### Written exercise
Your task is to reproduce the entries below word for word.

[Saved data entries]
-=-=-

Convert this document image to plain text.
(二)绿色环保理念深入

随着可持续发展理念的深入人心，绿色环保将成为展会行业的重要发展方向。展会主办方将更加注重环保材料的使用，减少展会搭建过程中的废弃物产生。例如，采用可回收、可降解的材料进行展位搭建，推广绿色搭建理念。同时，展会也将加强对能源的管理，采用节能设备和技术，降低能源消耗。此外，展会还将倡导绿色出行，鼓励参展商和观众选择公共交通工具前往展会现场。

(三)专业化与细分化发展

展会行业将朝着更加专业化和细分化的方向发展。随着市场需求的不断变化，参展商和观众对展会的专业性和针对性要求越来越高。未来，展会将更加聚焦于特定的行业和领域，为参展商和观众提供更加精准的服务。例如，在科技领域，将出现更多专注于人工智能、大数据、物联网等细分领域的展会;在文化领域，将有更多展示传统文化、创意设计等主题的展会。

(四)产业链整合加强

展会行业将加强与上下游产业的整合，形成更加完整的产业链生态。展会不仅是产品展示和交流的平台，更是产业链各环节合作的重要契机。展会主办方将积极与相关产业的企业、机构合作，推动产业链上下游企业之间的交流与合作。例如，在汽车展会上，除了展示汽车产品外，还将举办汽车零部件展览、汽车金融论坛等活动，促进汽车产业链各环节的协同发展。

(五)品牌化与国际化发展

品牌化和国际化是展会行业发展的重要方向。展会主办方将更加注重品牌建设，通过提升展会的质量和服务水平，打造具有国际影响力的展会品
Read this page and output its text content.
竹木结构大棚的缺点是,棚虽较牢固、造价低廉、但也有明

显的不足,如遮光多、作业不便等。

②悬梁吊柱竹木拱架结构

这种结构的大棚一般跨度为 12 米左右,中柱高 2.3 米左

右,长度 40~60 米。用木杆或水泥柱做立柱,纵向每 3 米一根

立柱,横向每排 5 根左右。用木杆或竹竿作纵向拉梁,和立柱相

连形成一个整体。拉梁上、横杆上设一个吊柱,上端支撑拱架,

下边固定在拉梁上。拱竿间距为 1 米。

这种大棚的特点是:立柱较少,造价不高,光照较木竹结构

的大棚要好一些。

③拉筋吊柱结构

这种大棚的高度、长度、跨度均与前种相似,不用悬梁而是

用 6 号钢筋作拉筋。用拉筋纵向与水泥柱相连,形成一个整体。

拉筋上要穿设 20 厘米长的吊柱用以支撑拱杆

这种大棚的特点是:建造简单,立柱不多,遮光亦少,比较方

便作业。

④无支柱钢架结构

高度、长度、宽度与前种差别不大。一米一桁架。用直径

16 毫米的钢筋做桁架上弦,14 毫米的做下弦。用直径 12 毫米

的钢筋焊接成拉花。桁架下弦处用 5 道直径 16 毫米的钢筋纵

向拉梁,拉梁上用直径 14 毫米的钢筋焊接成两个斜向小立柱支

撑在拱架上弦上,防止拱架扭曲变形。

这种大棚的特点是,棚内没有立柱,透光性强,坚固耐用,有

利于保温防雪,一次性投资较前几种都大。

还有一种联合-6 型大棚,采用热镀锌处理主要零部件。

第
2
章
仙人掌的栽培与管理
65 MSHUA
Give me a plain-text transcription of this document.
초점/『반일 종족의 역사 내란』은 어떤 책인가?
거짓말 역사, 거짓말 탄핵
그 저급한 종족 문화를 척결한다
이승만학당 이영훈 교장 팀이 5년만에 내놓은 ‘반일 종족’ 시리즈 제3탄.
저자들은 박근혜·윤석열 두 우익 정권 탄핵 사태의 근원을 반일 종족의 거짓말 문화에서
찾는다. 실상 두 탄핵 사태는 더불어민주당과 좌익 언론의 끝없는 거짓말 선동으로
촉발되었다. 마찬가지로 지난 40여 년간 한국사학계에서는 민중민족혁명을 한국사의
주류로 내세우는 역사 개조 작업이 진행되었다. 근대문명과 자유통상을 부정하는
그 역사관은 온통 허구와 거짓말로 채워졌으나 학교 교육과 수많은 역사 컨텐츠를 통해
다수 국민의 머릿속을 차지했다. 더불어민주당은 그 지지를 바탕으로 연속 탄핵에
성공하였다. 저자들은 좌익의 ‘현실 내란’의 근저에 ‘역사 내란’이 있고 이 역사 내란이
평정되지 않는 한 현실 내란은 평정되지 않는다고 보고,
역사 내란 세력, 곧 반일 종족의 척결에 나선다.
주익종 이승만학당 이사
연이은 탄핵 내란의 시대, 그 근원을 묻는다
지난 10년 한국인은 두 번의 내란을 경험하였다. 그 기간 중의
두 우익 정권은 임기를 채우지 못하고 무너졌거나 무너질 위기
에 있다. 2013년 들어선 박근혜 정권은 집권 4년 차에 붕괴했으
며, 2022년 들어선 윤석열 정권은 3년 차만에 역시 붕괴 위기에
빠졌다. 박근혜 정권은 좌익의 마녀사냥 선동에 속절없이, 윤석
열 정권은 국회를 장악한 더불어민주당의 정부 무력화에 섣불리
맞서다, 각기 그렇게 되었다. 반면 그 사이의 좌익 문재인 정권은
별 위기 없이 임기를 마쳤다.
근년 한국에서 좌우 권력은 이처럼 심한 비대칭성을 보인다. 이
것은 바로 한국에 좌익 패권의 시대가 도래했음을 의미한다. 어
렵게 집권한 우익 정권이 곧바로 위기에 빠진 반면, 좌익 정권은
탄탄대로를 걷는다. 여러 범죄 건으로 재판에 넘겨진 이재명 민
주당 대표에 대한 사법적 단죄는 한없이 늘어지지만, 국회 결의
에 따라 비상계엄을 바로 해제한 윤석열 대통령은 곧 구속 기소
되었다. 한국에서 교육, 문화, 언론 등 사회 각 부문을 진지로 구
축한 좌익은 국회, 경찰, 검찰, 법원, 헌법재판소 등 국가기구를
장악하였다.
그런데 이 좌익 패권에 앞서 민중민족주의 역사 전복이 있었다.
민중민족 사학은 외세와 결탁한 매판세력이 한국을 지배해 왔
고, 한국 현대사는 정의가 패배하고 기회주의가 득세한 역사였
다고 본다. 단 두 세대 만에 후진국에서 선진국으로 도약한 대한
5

-=-=-

### Reply
Convert this document image to plain text.
(二)绿色环保理念深入

随着可持续发展理念的深入人心，绿色环保将成为展会行业的重要发展方向。展会主办方将更加注重环保材料的使用，减少展会搭建过程中的废弃物产生。例如，采用可回收、可降解的材料进行展位搭建，推广绿色搭建理念。同时，展会也将加强对能源的管理，采用节能设备和技术，降低能源消耗。此外，展会还将倡导绿色出行，鼓励参展商和观众选择公共交通工具前往展会现场。

(三)专业化与细分化发展

展会行业将朝着更加专业化和细分化的方向发展。随着市场需求的不断变化，参展商和观众对展会的专业性和针对性要求越来越高。未来，展会将更加聚焦于特定的行业和领域，为参展商和观众提供更加精准的服务。例如，在科技领域，将出现更多专注于人工智能、大数据、物联网等细分领域的展会;在文化领域，将有更多展示传统文化、创意设计等主题的展会。

(四)产业链整合加强

展会行业将加强与上下游产业的整合，形成更加完整的产业链生态。展会不仅是产品展示和交流的平台，更是产业链各环节合作的重要契机。展会主办方将积极与相关产业的企业、机构合作，推动产业链上下游企业之间的交流与合作。例如，在汽车展会上，除了展示汽车产品外，还将举办汽车零部件展览、汽车金融论坛等活动，促进汽车产业链各环节的协同发展。

(五)品牌化与国际化发展

品牌化和国际化是展会行业发展的重要方向。展会主办方将更加注重品牌建设，通过提升展会的质量和服务水平，打造具有国际影响力的展会品
Read this page and output its text content.
竹木结构大棚的缺点是,棚虽较牢固、造价低廉、但也有明

显的不足,如遮光多、作业不便等。

②悬梁吊柱竹木拱架结构

这种结构的大棚一般跨度为 12 米左右,中柱高 2.3 米左

右,长度 40~60 米。用木杆或水泥柱做立柱,纵向每 3 米一根

立柱,横向每排 5 根左右。用木杆或竹竿作纵向拉梁,和立柱相

连形成一个整体。拉梁上、横杆上设一个吊柱,上端支撑拱架,

下边固定在拉梁上。拱竿间距为 1 米。

这种大棚的特点是:立柱较少,造价不高,光照较木竹结构

的大棚要好一些。

③拉筋吊柱结构

这种大棚的高度、长度、跨度均与前种相似,不用悬梁而是

用 6 号钢筋作拉筋。用拉筋纵向与水泥柱相连,形成一个整体。

拉筋上要穿设 20 厘米长的吊柱用以支撑拱杆

这种大棚的特点是:建造简单,立柱不多,遮光亦少,比较方

便作业。

④无支柱钢架结构

高度、长度、宽度与前种差别不大。一米一桁架。用直径

16 毫米的钢筋做桁架上弦,14 毫米的做下弦。用直径 12 毫米

的钢筋焊接成拉花。桁架下弦处用 5 道直径 16 毫米的钢筋纵

向拉梁,拉梁上用直径 14 毫米的钢筋焊接成两个斜向小立柱支

撑在拱架上弦上,防止拱架扭曲变形。

这种大棚的特点是,棚内没有立柱,透光性强,坚固耐用,有

利于保温防雪,一次性投资较前几种都大。

还有一种联合-6 型大棚,采用热镀锌处理主要零部件。

第
2
章
仙人掌的栽培与管理
65 MSHUA
Give me a plain-text transcription of this document.
초점/『반일 종족의 역사 내란』은 어떤 책인가?
거짓말 역사, 거짓말 탄핵
그 저급한 종족 문화를 척결한다
이승만학당 이영훈 교장 팀이 5년만에 내놓은 ‘반일 종족’ 시리즈 제3탄.
저자들은 박근혜·윤석열 두 우익 정권 탄핵 사태의 근원을 반일 종족의 거짓말 문화에서
찾는다. 실상 두 탄핵 사태는 더불어민주당과 좌익 언론의 끝없는 거짓말 선동으로
촉발되었다. 마찬가지로 지난 40여 년간 한국사학계에서는 민중민족혁명을 한국사의
주류로 내세우는 역사 개조 작업이 진행되었다. 근대문명과 자유통상을 부정하는
그 역사관은 온통 허구와 거짓말로 채워졌으나 학교 교육과 수많은 역사 컨텐츠를 통해
다수 국민의 머릿속을 차지했다. 더불어민주당은 그 지지를 바탕으로 연속 탄핵에
성공하였다. 저자들은 좌익의 ‘현실 내란’의 근저에 ‘역사 내란’이 있고 이 역사 내란이
평정되지 않는 한 현실 내란은 평정되지 않는다고 보고,
역사 내란 세력, 곧 반일 종족의 척결에 나선다.
주익종 이승만학당 이사
연이은 탄핵 내란의 시대, 그 근원을 묻는다
지난 10년 한국인은 두 번의 내란을 경험하였다. 그 기간 중의
두 우익 정권은 임기를 채우지 못하고 무너졌거나 무너질 위기
에 있다. 2013년 들어선 박근혜 정권은 집권 4년 차에 붕괴했으
며, 2022년 들어선 윤석열 정권은 3년 차만에 역시 붕괴 위기에
빠졌다. 박근혜 정권은 좌익의 마녀사냥 선동에 속절없이, 윤석
열 정권은 국회를 장악한 더불어민주당의 정부 무력화에 섣불리
맞서다, 각기 그렇게 되었다. 반면 그 사이의 좌익 문재인 정권은
별 위기 없이 임기를 마쳤다.
근년 한국에서 좌우 권력은 이처럼 심한 비대칭성을 보인다. 이
것은 바로 한국에 좌익 패권의 시대가 도래했음을 의미한다. 어
렵게 집권한 우익 정권이 곧바로 위기에 빠진 반면, 좌익 정권은
탄탄대로를 걷는다. 여러 범죄 건으로 재판에 넘겨진 이재명 민
주당 대표에 대한 사법적 단죄는 한없이 늘어지지만, 국회 결의
에 따라 비상계엄을 바로 해제한 윤석열 대통령은 곧 구속 기소
되었다. 한국에서 교육, 문화, 언론 등 사회 각 부문을 진지로 구
축한 좌익은 국회, 경찰, 검찰, 법원, 헌법재판소 등 국가기구를
장악하였다.
그런데 이 좌익 패권에 앞서 민중민족주의 역사 전복이 있었다.
민중민족 사학은 외세와 결탁한 매판세력이 한국을 지배해 왔
고, 한국 현대사는 정의가 패배하고 기회주의가 득세한 역사였
다고 본다. 단 두 세대 만에 후진국에서 선진국으로 도약한 대한
5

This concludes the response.